**Records for the task**
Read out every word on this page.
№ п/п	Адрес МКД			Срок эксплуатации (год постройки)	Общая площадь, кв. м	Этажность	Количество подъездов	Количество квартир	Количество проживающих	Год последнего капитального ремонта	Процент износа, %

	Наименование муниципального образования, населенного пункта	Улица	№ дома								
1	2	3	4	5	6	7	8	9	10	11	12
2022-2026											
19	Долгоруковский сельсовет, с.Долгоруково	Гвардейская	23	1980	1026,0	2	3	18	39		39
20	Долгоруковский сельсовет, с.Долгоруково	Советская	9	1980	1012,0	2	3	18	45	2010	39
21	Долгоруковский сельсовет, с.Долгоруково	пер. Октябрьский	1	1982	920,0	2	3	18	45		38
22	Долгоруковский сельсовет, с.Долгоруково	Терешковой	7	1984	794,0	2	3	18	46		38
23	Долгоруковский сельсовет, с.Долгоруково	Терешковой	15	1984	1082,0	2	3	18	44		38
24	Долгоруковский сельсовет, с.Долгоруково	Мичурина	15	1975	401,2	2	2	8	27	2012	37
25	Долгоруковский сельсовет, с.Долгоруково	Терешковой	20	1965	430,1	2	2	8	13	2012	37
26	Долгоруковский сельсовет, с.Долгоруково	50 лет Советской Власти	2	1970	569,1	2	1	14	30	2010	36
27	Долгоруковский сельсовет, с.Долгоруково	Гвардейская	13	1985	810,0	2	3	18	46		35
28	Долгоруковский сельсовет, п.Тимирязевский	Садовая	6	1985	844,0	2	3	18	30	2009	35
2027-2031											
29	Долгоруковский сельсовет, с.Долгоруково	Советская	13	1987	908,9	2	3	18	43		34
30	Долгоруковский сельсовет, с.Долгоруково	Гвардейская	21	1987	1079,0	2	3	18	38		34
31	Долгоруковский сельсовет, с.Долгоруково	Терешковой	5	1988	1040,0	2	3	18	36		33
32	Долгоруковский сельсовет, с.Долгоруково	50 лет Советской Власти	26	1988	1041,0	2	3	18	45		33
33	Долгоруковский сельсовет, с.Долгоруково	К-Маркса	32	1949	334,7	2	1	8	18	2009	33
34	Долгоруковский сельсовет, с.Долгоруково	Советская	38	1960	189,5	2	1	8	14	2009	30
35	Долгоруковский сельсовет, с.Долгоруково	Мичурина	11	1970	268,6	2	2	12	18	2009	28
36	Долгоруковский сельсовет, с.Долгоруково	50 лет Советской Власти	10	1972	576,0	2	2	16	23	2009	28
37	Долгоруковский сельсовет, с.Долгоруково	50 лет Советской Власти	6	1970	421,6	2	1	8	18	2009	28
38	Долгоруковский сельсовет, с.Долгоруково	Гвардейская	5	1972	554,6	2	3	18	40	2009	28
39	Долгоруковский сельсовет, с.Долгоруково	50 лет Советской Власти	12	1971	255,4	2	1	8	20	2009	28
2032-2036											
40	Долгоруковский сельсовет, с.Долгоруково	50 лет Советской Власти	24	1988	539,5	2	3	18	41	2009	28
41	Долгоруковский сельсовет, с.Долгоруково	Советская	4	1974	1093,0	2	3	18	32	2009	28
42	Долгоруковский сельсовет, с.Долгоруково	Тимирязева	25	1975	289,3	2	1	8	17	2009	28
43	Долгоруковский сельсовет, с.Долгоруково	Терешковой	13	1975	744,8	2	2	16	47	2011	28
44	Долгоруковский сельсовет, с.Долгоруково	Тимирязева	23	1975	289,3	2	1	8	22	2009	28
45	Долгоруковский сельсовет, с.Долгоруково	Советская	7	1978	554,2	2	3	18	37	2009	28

**Exercise brief**
Reproduce each line of the material above precisely.

**Solved exercise**
Read out every word on this page.
№ п/п	Адрес МКД			Срок эксплуатации (год постройки)	Общая площадь, кв. м	Этажность	Количество подъездов	Количество квартир	Количество проживающих	Год последнего капитального ремонта	Процент износа, %

	Наименование муниципального образования, населенного пункта	Улица	№ дома								
1	2	3	4	5	6	7	8	9	10	11	12
2022-2026											
19	Долгоруковский сельсовет, с.Долгоруково	Гвардейская	23	1980	1026,0	2	3	18	39		39
20	Долгоруковский сельсовет, с.Долгоруково	Советская	9	1980	1012,0	2	3	18	45	2010	39
21	Долгоруковский сельсовет, с.Долгоруково	пер. Октябрьский	1	1982	920,0	2	3	18	45		38
22	Долгоруковский сельсовет, с.Долгоруково	Терешковой	7	1984	794,0	2	3	18	46		38
23	Долгоруковский сельсовет, с.Долгоруково	Терешковой	15	1984	1082,0	2	3	18	44		38
24	Долгоруковский сельсовет, с.Долгоруково	Мичурина	15	1975	401,2	2	2	8	27	2012	37
25	Долгоруковский сельсовет, с.Долгоруково	Терешковой	20	1965	430,1	2	2	8	13	2012	37
26	Долгоруковский сельсовет, с.Долгоруково	50 лет Советской Власти	2	1970	569,1	2	1	14	30	2010	36
27	Долгоруковский сельсовет, с.Долгоруково	Гвардейская	13	1985	810,0	2	3	18	46		35
28	Долгоруковский сельсовет, п.Тимирязевский	Садовая	6	1985	844,0	2	3	18	30	2009	35
2027-2031											
29	Долгоруковский сельсовет, с.Долгоруково	Советская	13	1987	908,9	2	3	18	43		34
30	Долгоруковский сельсовет, с.Долгоруково	Гвардейская	21	1987	1079,0	2	3	18	38		34
31	Долгоруковский сельсовет, с.Долгоруково	Терешковой	5	1988	1040,0	2	3	18	36		33
32	Долгоруковский сельсовет, с.Долгоруково	50 лет Советской Власти	26	1988	1041,0	2	3	18	45		33
33	Долгоруковский сельсовет, с.Долгоруково	К-Маркса	32	1949	334,7	2	1	8	18	2009	33
34	Долгоруковский сельсовет, с.Долгоруково	Советская	38	1960	189,5	2	1	8	14	2009	30
35	Долгоруковский сельсовет, с.Долгоруково	Мичурина	11	1970	268,6	2	2	12	18	2009	28
36	Долгоруковский сельсовет, с.Долгоруково	50 лет Советской Власти	10	1972	576,0	2	2	16	23	2009	28
37	Долгоруковский сельсовет, с.Долгоруково	50 лет Советской Власти	6	1970	421,6	2	1	8	18	2009	28
38	Долгоруковский сельсовет, с.Долгоруково	Гвардейская	5	1972	554,6	2	3	18	40	2009	28
39	Долгоруковский сельсовет, с.Долгоруково	50 лет Советской Власти	12	1971	255,4	2	1	8	20	2009	28
2032-2036											
40	Долгоруковский сельсовет, с.Долгоруково	50 лет Советской Власти	24	1988	539,5	2	3	18	41	2009	28
41	Долгоруковский сельсовет, с.Долгоруково	Советская	4	1974	1093,0	2	3	18	32	2009	28
42	Долгоруковский сельсовет, с.Долгоруково	Тимирязева	25	1975	289,3	2	1	8	17	2009	28
43	Долгоруковский сельсовет, с.Долгоруково	Терешковой	13	1975	744,8	2	2	16	47	2011	28
44	Долгоруковский сельсовет, с.Долгоруково	Тимирязева	23	1975	289,3	2	1	8	22	2009	28
45	Долгоруковский сельсовет, с.Долгоруково	Советская	7	1978	554,2	2	3	18	37	2009	28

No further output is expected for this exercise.